[Recorded data]
++++++++++++++++++++
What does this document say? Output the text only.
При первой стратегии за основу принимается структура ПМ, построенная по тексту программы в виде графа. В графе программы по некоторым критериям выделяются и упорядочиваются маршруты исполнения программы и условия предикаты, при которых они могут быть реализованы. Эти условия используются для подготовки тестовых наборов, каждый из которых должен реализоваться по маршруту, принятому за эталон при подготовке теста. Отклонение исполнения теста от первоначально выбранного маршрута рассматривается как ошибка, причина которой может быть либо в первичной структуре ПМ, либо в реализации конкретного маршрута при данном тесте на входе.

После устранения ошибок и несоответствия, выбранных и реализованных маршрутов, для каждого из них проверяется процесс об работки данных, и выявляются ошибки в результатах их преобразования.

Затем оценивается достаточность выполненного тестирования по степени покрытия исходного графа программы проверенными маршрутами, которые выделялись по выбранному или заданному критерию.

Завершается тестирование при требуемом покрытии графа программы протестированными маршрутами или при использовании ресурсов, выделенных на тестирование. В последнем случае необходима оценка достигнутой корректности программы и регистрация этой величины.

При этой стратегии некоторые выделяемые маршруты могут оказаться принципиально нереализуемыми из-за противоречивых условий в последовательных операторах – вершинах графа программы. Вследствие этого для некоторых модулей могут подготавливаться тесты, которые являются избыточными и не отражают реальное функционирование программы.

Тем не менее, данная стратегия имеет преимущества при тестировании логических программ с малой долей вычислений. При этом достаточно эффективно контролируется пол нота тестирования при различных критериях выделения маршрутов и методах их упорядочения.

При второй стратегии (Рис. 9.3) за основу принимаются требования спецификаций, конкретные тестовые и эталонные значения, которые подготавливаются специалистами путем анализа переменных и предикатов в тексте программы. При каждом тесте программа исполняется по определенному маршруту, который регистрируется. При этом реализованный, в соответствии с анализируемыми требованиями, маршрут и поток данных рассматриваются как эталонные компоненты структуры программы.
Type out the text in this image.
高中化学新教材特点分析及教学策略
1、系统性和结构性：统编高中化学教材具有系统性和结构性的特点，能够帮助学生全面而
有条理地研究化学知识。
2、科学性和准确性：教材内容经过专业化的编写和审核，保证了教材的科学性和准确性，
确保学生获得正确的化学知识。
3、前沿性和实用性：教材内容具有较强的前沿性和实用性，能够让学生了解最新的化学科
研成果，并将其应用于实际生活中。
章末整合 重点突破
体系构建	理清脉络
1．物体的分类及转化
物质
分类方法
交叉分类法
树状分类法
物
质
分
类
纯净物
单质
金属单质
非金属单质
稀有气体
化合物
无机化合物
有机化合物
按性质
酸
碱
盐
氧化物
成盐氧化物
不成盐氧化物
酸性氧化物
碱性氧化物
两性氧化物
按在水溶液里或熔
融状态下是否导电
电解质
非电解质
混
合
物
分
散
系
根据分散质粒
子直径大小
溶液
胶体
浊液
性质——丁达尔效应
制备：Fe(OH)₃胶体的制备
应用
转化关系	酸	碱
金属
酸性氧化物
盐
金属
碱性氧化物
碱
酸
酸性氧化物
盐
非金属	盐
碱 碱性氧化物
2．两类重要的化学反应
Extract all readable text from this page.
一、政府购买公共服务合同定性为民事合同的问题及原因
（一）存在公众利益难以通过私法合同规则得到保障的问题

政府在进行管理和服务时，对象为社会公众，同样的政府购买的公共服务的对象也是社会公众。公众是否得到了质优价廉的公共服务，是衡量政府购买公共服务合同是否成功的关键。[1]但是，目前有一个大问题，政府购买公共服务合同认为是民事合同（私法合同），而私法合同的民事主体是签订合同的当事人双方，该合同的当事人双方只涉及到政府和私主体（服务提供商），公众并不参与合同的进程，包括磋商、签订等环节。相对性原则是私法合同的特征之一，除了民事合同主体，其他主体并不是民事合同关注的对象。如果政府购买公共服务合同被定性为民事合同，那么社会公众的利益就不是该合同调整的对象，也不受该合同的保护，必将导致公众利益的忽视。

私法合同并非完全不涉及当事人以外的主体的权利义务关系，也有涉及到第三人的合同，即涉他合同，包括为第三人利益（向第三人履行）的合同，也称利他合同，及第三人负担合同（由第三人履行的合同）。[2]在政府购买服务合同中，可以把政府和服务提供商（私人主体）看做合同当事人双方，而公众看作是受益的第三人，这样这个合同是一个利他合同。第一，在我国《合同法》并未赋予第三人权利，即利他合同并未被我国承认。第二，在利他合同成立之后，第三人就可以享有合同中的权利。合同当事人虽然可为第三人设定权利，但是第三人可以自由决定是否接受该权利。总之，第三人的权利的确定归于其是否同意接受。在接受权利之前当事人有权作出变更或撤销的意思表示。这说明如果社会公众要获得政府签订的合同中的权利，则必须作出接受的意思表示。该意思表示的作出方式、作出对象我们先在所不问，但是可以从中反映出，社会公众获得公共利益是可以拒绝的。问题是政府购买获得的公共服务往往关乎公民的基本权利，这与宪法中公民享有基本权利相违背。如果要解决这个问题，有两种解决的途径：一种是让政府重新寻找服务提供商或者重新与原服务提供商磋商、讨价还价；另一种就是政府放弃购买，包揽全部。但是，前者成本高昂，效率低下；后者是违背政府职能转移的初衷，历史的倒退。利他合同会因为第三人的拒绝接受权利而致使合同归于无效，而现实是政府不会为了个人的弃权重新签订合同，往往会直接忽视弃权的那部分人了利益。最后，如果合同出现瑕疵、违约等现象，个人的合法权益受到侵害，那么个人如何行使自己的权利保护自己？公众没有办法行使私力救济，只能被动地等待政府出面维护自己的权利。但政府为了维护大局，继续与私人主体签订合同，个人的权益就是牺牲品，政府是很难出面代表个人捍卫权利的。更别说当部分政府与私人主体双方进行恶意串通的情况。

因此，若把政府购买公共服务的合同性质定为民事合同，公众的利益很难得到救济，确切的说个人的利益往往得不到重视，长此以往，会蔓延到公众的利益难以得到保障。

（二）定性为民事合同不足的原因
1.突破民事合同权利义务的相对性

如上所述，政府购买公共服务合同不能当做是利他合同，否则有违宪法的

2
++++++++++++++++++++
## [Short exercise]
Transcribe all of the material exactly. Omit nothing.

## [Expected output]
What does this document say? Output the text only.
При первой стратегии за основу принимается структура ПМ, построенная по тексту программы в виде графа. В графе программы по некоторым критериям выделяются и упорядочиваются маршруты исполнения программы и условия предикаты, при которых они могут быть реализованы. Эти условия используются для подготовки тестовых наборов, каждый из которых должен реализоваться по маршруту, принятому за эталон при подготовке теста. Отклонение исполнения теста от первоначально выбранного маршрута рассматривается как ошибка, причина которой может быть либо в первичной структуре ПМ, либо в реализации конкретного маршрута при данном тесте на входе.

После устранения ошибок и несоответствия, выбранных и реализованных маршрутов, для каждого из них проверяется процесс об работки данных, и выявляются ошибки в результатах их преобразования.

Затем оценивается достаточность выполненного тестирования по степени покрытия исходного графа программы проверенными маршрутами, которые выделялись по выбранному или заданному критерию.

Завершается тестирование при требуемом покрытии графа программы протестированными маршрутами или при использовании ресурсов, выделенных на тестирование. В последнем случае необходима оценка достигнутой корректности программы и регистрация этой величины.

При этой стратегии некоторые выделяемые маршруты могут оказаться принципиально нереализуемыми из-за противоречивых условий в последовательных операторах – вершинах графа программы. Вследствие этого для некоторых модулей могут подготавливаться тесты, которые являются избыточными и не отражают реальное функционирование программы.

Тем не менее, данная стратегия имеет преимущества при тестировании логических программ с малой долей вычислений. При этом достаточно эффективно контролируется пол нота тестирования при различных критериях выделения маршрутов и методах их упорядочения.

При второй стратегии (Рис. 9.3) за основу принимаются требования спецификаций, конкретные тестовые и эталонные значения, которые подготавливаются специалистами путем анализа переменных и предикатов в тексте программы. При каждом тесте программа исполняется по определенному маршруту, который регистрируется. При этом реализованный, в соответствии с анализируемыми требованиями, маршрут и поток данных рассматриваются как эталонные компоненты структуры программы.
Type out the text in this image.
高中化学新教材特点分析及教学策略
1、系统性和结构性：统编高中化学教材具有系统性和结构性的特点，能够帮助学生全面而
有条理地研究化学知识。
2、科学性和准确性：教材内容经过专业化的编写和审核，保证了教材的科学性和准确性，
确保学生获得正确的化学知识。
3、前沿性和实用性：教材内容具有较强的前沿性和实用性，能够让学生了解最新的化学科
研成果，并将其应用于实际生活中。
章末整合 重点突破
体系构建	理清脉络
1．物体的分类及转化
物质
分类方法
交叉分类法
树状分类法
物
质
分
类
纯净物
单质
金属单质
非金属单质
稀有气体
化合物
无机化合物
有机化合物
按性质
酸
碱
盐
氧化物
成盐氧化物
不成盐氧化物
酸性氧化物
碱性氧化物
两性氧化物
按在水溶液里或熔
融状态下是否导电
电解质
非电解质
混
合
物
分
散
系
根据分散质粒
子直径大小
溶液
胶体
浊液
性质——丁达尔效应
制备：Fe(OH)₃胶体的制备
应用
转化关系	酸	碱
金属
酸性氧化物
盐
金属
碱性氧化物
碱
酸
酸性氧化物
盐
非金属	盐
碱 碱性氧化物
2．两类重要的化学反应
Extract all readable text from this page.
一、政府购买公共服务合同定性为民事合同的问题及原因
（一）存在公众利益难以通过私法合同规则得到保障的问题

政府在进行管理和服务时，对象为社会公众，同样的政府购买的公共服务的对象也是社会公众。公众是否得到了质优价廉的公共服务，是衡量政府购买公共服务合同是否成功的关键。[1]但是，目前有一个大问题，政府购买公共服务合同认为是民事合同（私法合同），而私法合同的民事主体是签订合同的当事人双方，该合同的当事人双方只涉及到政府和私主体（服务提供商），公众并不参与合同的进程，包括磋商、签订等环节。相对性原则是私法合同的特征之一，除了民事合同主体，其他主体并不是民事合同关注的对象。如果政府购买公共服务合同被定性为民事合同，那么社会公众的利益就不是该合同调整的对象，也不受该合同的保护，必将导致公众利益的忽视。

私法合同并非完全不涉及当事人以外的主体的权利义务关系，也有涉及到第三人的合同，即涉他合同，包括为第三人利益（向第三人履行）的合同，也称利他合同，及第三人负担合同（由第三人履行的合同）。[2]在政府购买服务合同中，可以把政府和服务提供商（私人主体）看做合同当事人双方，而公众看作是受益的第三人，这样这个合同是一个利他合同。第一，在我国《合同法》并未赋予第三人权利，即利他合同并未被我国承认。第二，在利他合同成立之后，第三人就可以享有合同中的权利。合同当事人虽然可为第三人设定权利，但是第三人可以自由决定是否接受该权利。总之，第三人的权利的确定归于其是否同意接受。在接受权利之前当事人有权作出变更或撤销的意思表示。这说明如果社会公众要获得政府签订的合同中的权利，则必须作出接受的意思表示。该意思表示的作出方式、作出对象我们先在所不问，但是可以从中反映出，社会公众获得公共利益是可以拒绝的。问题是政府购买获得的公共服务往往关乎公民的基本权利，这与宪法中公民享有基本权利相违背。如果要解决这个问题，有两种解决的途径：一种是让政府重新寻找服务提供商或者重新与原服务提供商磋商、讨价还价；另一种就是政府放弃购买，包揽全部。但是，前者成本高昂，效率低下；后者是违背政府职能转移的初衷，历史的倒退。利他合同会因为第三人的拒绝接受权利而致使合同归于无效，而现实是政府不会为了个人的弃权重新签订合同，往往会直接忽视弃权的那部分人了利益。最后，如果合同出现瑕疵、违约等现象，个人的合法权益受到侵害，那么个人如何行使自己的权利保护自己？公众没有办法行使私力救济，只能被动地等待政府出面维护自己的权利。但政府为了维护大局，继续与私人主体签订合同，个人的权益就是牺牲品，政府是很难出面代表个人捍卫权利的。更别说当部分政府与私人主体双方进行恶意串通的情况。

因此，若把政府购买公共服务的合同性质定为民事合同，公众的利益很难得到救济，确切的说个人的利益往往得不到重视，长此以往，会蔓延到公众的利益难以得到保障。

（二）定性为民事合同不足的原因
1.突破民事合同权利义务的相对性

如上所述，政府购买公共服务合同不能当做是利他合同，否则有违宪法的

2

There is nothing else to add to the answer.